(Structured figure records)

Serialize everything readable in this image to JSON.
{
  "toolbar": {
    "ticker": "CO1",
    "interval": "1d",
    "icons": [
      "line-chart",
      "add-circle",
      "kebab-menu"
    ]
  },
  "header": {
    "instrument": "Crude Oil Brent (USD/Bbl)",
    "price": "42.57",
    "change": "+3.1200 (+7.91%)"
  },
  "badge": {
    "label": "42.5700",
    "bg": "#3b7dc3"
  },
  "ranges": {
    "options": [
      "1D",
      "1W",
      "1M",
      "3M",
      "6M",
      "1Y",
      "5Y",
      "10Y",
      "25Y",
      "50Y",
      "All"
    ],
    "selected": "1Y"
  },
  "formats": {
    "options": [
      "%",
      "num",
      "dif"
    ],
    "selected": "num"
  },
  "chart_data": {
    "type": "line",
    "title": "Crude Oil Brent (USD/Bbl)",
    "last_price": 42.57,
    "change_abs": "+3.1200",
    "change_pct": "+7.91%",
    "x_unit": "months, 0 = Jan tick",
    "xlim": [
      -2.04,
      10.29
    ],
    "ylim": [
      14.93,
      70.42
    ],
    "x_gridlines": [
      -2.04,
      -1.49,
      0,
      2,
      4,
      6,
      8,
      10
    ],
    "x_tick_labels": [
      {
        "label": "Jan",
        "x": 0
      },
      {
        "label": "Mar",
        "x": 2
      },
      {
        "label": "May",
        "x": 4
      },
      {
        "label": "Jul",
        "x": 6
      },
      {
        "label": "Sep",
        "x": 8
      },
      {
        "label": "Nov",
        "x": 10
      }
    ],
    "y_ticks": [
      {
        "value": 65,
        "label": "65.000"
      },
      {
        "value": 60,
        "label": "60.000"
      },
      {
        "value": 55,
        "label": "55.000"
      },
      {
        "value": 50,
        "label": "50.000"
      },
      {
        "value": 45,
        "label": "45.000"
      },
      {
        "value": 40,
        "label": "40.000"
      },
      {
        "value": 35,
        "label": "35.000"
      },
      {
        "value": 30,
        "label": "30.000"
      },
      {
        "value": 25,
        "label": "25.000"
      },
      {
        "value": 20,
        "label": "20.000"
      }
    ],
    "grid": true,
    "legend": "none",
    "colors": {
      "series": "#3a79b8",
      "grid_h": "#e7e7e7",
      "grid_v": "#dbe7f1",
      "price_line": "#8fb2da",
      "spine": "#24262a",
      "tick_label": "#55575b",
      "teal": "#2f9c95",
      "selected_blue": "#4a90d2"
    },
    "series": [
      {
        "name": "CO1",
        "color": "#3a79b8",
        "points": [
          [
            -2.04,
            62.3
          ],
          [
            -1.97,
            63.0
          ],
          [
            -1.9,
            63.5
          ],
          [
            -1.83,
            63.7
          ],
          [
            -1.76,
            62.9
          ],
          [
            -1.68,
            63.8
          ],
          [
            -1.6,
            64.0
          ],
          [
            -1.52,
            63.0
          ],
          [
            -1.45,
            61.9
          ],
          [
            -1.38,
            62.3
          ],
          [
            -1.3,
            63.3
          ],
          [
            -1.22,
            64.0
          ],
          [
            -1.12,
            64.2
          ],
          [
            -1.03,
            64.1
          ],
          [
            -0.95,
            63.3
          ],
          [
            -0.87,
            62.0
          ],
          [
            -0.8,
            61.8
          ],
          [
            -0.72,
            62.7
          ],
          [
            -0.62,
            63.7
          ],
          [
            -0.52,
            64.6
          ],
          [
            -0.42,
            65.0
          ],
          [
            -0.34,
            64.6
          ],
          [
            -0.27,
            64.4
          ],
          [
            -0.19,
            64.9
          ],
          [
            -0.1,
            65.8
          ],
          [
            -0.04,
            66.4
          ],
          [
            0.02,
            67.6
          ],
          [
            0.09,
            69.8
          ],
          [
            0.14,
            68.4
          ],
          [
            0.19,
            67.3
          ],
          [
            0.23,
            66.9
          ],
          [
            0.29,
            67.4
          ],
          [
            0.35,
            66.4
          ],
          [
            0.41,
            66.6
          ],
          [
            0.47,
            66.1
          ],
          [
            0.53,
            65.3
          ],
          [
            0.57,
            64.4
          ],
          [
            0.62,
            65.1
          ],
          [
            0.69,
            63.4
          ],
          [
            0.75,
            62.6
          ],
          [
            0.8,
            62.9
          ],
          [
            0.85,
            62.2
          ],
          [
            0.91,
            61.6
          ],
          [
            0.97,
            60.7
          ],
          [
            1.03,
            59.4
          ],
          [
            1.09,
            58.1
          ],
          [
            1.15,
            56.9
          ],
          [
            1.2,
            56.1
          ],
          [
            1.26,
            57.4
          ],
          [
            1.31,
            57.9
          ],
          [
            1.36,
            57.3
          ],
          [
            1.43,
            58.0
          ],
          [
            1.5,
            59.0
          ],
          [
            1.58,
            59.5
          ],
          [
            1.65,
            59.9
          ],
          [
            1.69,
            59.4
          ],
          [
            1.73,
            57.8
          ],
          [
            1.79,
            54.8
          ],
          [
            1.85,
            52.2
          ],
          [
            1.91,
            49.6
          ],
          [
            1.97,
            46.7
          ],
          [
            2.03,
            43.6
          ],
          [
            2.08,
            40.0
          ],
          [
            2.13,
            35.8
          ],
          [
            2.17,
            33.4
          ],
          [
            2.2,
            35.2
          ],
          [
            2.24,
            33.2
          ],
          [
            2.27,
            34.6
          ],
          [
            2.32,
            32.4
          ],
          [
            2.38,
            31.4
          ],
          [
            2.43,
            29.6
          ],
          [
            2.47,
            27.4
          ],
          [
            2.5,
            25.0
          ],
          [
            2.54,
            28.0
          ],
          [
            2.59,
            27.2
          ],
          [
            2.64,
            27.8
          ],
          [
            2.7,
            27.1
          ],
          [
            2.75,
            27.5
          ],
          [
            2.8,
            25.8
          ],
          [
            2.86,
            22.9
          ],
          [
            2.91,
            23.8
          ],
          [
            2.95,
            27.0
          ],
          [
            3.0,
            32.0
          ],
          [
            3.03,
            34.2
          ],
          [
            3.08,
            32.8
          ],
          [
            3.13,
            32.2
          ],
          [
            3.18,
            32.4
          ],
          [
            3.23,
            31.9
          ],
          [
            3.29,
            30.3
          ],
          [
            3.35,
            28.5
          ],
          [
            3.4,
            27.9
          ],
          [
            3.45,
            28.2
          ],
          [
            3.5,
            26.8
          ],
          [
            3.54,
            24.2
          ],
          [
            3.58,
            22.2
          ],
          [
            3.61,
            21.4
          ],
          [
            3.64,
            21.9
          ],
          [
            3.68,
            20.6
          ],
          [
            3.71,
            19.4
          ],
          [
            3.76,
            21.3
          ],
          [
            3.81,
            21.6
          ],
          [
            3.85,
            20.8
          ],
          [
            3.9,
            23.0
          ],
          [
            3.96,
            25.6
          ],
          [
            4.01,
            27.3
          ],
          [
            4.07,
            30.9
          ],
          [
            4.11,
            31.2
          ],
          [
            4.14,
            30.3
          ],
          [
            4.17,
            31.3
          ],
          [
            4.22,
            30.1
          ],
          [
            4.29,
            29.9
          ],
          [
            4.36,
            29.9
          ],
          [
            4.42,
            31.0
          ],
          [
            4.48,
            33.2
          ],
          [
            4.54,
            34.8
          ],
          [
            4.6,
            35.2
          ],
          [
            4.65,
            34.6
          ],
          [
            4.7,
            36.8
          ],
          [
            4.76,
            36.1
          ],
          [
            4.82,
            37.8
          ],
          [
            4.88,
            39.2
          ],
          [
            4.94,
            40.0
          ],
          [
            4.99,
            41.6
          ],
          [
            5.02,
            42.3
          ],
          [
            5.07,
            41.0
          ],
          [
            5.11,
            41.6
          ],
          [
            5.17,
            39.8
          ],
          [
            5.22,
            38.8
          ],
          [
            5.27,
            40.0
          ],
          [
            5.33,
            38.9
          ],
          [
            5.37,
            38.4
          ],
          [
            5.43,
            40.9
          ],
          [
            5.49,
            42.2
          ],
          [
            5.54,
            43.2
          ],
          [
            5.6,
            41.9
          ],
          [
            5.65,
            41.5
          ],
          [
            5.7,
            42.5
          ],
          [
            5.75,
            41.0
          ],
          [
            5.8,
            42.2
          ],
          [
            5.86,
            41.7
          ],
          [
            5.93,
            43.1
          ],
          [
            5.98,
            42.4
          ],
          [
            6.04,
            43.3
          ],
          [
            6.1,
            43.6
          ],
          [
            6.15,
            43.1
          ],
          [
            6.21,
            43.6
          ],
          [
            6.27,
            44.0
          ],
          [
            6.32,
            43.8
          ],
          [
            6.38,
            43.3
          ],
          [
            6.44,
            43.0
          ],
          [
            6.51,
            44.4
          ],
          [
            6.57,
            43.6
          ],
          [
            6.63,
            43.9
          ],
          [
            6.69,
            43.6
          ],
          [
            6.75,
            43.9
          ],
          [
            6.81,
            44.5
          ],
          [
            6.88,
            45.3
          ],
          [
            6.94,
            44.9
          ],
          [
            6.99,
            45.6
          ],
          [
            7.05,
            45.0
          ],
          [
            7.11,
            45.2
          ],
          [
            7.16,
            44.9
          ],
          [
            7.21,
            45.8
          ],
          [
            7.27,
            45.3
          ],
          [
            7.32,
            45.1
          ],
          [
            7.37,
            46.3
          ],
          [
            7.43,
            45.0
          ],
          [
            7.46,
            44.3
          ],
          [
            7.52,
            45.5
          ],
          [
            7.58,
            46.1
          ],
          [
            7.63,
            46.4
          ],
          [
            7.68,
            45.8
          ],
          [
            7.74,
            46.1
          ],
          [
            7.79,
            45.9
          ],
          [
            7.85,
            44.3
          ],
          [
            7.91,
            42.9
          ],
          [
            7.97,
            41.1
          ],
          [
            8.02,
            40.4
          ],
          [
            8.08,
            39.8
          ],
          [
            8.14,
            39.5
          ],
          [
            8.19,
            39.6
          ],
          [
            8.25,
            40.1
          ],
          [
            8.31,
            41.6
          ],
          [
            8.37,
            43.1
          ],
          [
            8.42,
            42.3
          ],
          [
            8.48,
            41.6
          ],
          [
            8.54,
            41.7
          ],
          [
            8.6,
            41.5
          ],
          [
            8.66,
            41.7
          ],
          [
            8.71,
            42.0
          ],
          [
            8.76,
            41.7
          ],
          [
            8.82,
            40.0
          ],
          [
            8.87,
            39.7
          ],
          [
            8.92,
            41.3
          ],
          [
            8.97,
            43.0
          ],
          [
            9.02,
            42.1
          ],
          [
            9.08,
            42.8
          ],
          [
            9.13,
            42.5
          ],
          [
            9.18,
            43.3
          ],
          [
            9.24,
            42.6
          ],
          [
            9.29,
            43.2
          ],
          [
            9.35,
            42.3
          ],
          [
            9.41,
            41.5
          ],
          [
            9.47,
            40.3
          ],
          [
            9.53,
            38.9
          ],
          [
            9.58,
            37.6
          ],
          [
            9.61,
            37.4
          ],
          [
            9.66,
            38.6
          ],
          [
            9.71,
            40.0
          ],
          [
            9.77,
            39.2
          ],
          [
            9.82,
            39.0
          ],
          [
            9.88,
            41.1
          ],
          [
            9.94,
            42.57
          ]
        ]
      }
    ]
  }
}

§ Aim of the exercise
What is the number of lines above that contain the string "value"? Answer with the number alone.

§ Solution to the exercise
10